» Work task
Answer these about the passage on Web-based data collection for clinical research:
(a) How many steps does it say developing a Web site for scientific data collection can be organized into?
(b) What is the firewall computer meant to do?
(c) What conventional system does it compare Internet databases against?

» Document segment
········

Researchers who collaborate on clinical research studies from diffuse
locations need a convenient, inexpensive, secure way to record and manage
data. The Internet, with its World Wide Web, provides a vast network that
enables researchers with diverse types of computers and operating systems
anywhere in the world to log data through a common interface. Development
of a Web site for scientific data collection can be organized into 10 steps,
including planning the scientific database, choosing a database management
software system, setting up database tables for each collaborator's variables,
developing the Web site's screen layout, choosing a middleware software system
to tie the database software to the Web site interface, embedding data editing
and calculation routines, setting up the database on the central server computer,
obtaining a unique Internet address and name for the Web site, applying security
measures to the site, and training staff who enter data. Ensuring the security
of an Internet database requires limiting the number of people who have access
to the server, setting up the server on a stand-alone computer, requiring
user-name and password authentication for server and Web site access, installing
a firewall computer to prevent break-ins and block bogus information from
reaching the server, verifying the identity of the server and client computers
with certification from a certificate authority, encrypting information sent
between server and client computers to avoid eavesdropping, establishing audit
trails to record all accesses into the Web site, and educating Web site users
about security techniques. When these measures are carefully undertaken, in
our experience, information for scientific studies can be collected and maintained
on Internet databases more efficiently and securely than through conventional
systems of paper records protected by filing cabinets and locked doors.

········

» Supplied material
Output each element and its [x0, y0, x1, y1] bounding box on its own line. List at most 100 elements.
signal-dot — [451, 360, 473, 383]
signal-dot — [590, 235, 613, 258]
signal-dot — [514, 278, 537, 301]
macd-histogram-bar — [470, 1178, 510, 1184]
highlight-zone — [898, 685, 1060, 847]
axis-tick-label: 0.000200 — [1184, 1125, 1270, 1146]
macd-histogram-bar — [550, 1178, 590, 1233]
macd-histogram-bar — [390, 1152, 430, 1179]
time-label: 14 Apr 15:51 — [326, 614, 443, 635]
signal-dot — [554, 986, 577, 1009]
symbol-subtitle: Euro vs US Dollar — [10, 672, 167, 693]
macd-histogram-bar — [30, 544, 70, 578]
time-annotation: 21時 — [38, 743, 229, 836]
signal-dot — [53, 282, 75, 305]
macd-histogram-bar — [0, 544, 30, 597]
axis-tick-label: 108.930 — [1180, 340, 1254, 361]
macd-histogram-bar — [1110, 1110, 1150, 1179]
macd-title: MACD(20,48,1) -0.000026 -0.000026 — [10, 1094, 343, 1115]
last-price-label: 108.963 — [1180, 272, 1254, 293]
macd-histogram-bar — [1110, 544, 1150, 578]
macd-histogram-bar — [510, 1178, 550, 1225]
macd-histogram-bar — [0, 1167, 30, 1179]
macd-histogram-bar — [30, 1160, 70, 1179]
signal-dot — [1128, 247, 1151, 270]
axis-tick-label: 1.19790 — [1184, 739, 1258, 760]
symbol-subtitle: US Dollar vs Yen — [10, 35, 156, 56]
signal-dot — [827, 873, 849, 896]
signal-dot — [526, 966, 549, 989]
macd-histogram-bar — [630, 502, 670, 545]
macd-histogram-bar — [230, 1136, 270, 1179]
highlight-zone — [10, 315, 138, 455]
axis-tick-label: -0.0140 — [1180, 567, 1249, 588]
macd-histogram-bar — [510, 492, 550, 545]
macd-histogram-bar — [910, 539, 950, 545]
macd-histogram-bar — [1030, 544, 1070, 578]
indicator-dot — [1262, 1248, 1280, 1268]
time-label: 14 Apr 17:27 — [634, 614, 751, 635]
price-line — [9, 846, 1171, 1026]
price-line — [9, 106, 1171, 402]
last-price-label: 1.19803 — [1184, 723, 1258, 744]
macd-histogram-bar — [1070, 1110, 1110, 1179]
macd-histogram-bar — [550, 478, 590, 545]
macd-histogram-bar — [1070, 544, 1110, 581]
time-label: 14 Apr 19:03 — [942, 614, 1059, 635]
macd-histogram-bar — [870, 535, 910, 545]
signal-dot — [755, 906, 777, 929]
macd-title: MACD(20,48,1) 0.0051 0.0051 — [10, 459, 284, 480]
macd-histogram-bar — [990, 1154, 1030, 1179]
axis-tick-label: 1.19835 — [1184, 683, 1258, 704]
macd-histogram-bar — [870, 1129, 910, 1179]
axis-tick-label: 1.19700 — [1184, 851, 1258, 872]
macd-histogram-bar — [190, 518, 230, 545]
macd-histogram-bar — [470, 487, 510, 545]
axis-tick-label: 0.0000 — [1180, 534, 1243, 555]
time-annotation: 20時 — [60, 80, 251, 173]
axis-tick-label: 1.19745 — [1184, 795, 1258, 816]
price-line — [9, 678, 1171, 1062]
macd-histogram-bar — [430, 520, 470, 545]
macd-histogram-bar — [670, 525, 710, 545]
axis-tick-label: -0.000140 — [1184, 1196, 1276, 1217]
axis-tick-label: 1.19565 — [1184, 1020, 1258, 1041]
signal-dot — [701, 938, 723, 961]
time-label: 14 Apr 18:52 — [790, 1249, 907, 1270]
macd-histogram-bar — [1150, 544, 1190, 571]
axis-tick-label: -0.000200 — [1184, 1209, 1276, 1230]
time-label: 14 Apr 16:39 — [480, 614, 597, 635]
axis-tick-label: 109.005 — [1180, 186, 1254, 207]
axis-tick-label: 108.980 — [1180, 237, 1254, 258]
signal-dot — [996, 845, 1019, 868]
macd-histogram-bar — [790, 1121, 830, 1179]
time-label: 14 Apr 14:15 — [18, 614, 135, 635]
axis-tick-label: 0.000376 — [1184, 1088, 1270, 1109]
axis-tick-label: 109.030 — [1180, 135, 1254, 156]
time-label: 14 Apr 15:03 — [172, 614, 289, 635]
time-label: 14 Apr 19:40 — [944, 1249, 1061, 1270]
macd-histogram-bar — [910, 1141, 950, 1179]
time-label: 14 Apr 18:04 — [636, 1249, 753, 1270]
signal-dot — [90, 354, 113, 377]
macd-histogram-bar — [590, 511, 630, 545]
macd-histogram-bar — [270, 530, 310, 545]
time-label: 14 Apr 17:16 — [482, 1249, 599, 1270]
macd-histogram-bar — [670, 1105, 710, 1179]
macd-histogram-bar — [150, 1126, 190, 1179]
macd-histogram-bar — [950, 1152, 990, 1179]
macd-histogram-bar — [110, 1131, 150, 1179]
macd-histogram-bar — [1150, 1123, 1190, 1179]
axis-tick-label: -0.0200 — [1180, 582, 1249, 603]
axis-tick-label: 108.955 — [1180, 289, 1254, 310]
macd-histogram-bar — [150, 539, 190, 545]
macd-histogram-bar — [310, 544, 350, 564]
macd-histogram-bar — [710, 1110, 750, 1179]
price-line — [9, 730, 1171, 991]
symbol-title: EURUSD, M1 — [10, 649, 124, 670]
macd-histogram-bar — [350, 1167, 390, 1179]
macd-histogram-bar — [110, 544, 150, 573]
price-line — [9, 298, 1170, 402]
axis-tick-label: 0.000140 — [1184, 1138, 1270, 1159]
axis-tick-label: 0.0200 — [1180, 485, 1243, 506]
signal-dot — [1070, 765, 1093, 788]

········

» Output of the task
(a) 10 steps.
(b) Prevent break-ins and block bogus information from reaching the server.
(c) Paper records protected by filing cabinets and locked doors.